> **Given data**:

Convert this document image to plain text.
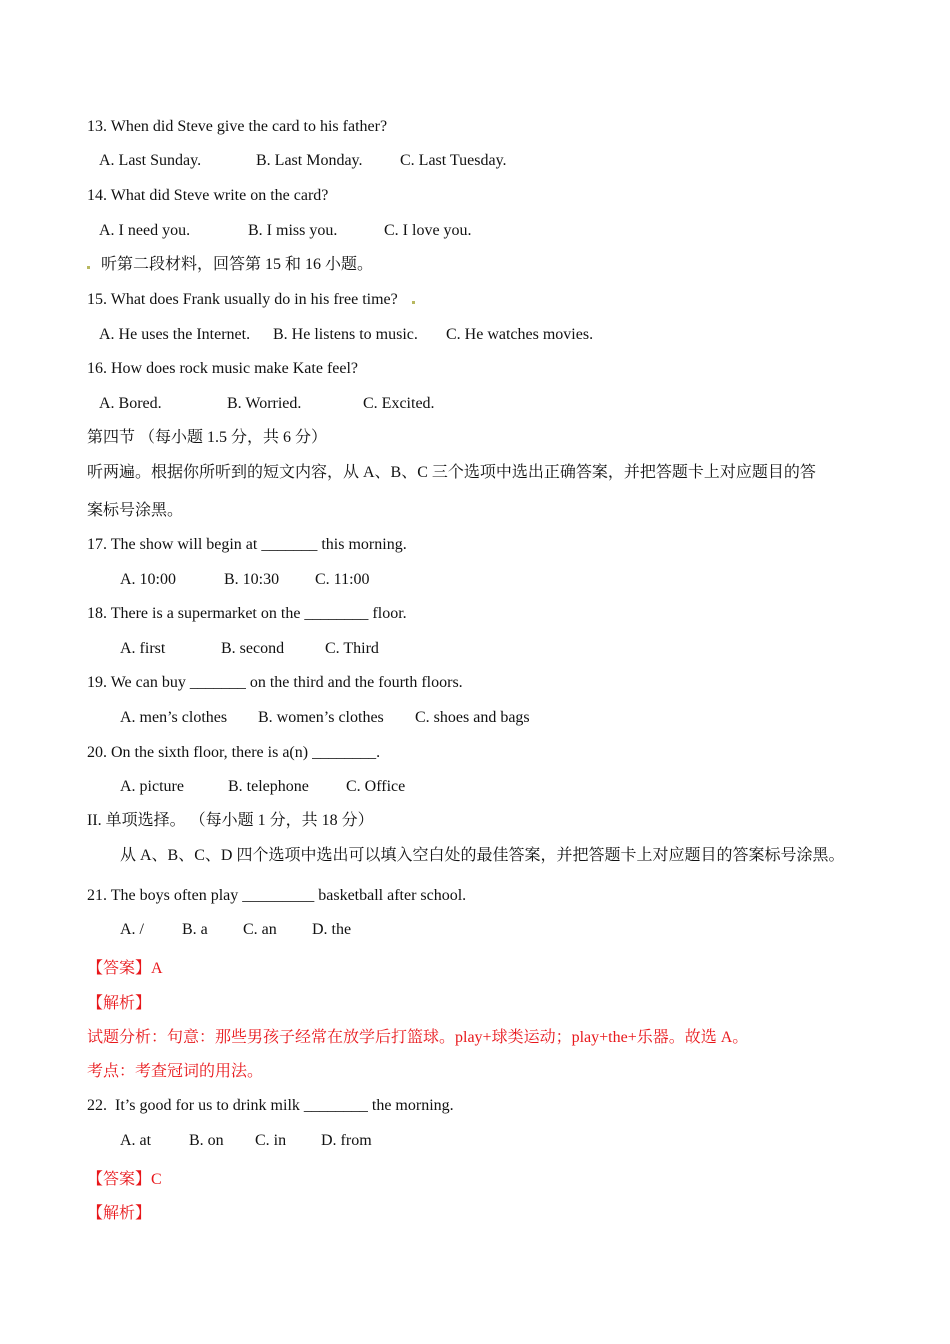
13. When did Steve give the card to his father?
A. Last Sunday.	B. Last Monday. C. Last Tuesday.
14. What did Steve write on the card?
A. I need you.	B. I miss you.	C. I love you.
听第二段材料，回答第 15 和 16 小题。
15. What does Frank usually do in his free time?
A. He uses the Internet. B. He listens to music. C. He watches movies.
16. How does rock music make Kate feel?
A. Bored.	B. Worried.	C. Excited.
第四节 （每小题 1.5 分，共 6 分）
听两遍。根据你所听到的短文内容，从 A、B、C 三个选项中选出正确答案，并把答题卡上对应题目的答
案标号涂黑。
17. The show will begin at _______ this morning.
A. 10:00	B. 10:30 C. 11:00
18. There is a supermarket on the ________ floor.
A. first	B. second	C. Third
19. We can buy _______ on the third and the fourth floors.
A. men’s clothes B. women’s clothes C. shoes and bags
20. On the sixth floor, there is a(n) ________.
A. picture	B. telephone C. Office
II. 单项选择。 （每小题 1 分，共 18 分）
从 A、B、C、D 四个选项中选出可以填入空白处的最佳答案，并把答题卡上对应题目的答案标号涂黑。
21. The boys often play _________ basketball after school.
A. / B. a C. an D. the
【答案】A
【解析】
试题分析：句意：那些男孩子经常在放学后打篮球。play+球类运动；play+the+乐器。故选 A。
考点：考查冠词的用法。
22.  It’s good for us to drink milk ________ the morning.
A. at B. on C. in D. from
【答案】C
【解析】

> **The task**: Transcribe the records above exactly, leaving out every picture.

> **Output below**:
Convert this document image to plain text.
13. When did Steve give the card to his father?
A. Last Sunday.	B. Last Monday. C. Last Tuesday.
14. What did Steve write on the card?
A. I need you.	B. I miss you.	C. I love you.
听第二段材料，回答第 15 和 16 小题。
15. What does Frank usually do in his free time?
A. He uses the Internet. B. He listens to music. C. He watches movies.
16. How does rock music make Kate feel?
A. Bored.	B. Worried.	C. Excited.
第四节 （每小题 1.5 分，共 6 分）
听两遍。根据你所听到的短文内容，从 A、B、C 三个选项中选出正确答案，并把答题卡上对应题目的答
案标号涂黑。
17. The show will begin at _______ this morning.
A. 10:00	B. 10:30 C. 11:00
18. There is a supermarket on the ________ floor.
A. first	B. second	C. Third
19. We can buy _______ on the third and the fourth floors.
A. men’s clothes B. women’s clothes C. shoes and bags
20. On the sixth floor, there is a(n) ________.
A. picture	B. telephone C. Office
II. 单项选择。 （每小题 1 分，共 18 分）
从 A、B、C、D 四个选项中选出可以填入空白处的最佳答案，并把答题卡上对应题目的答案标号涂黑。
21. The boys often play _________ basketball after school.
A. / B. a C. an D. the
【答案】A
【解析】
试题分析：句意：那些男孩子经常在放学后打篮球。play+球类运动；play+the+乐器。故选 A。
考点：考查冠词的用法。
22.  It’s good for us to drink milk ________ the morning.
A. at B. on C. in D. from
【答案】C
【解析】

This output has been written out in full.